◆ EXERCISE INPUT ◆
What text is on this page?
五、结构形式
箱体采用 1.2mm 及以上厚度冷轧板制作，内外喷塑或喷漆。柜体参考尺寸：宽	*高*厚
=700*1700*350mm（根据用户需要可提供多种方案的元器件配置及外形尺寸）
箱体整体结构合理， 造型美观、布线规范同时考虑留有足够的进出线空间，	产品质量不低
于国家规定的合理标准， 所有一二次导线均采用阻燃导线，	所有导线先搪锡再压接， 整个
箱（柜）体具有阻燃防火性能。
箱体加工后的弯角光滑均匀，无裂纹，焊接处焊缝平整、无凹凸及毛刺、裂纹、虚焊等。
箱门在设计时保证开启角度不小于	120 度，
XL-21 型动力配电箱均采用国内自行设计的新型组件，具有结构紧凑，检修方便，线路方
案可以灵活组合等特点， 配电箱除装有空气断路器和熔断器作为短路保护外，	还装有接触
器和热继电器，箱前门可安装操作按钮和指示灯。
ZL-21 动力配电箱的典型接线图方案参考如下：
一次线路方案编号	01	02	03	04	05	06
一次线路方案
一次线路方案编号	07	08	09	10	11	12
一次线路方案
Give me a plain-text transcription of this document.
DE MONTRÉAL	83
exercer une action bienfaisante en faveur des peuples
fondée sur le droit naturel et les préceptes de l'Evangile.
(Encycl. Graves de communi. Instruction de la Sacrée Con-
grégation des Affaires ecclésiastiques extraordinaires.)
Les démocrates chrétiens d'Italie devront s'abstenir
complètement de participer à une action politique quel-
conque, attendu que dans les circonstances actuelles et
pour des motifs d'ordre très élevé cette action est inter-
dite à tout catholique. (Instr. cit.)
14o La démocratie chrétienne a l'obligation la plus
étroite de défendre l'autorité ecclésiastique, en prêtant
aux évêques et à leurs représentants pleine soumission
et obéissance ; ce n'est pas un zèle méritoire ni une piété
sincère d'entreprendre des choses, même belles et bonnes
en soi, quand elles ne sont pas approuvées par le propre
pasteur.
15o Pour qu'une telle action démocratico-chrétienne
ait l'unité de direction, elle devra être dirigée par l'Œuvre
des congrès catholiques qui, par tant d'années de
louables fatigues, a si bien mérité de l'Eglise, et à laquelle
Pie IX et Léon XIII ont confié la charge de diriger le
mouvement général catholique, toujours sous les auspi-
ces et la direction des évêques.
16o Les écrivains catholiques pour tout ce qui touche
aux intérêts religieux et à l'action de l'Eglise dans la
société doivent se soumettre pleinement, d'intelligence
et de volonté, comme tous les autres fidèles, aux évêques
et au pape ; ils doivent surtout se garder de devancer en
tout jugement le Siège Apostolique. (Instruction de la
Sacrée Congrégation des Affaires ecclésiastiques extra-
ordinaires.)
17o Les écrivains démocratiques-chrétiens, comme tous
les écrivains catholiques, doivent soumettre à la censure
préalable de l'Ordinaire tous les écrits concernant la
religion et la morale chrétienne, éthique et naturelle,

◆ TASK DIRECTIONS ◆
Reproduce each line of the material containing the word "一次线路方案编号".

◆ FINISHED ANSWER ◆
一次线路方案编号	01	02	03	04	05	06
一次线路方案编号	07	08	09	10	11	12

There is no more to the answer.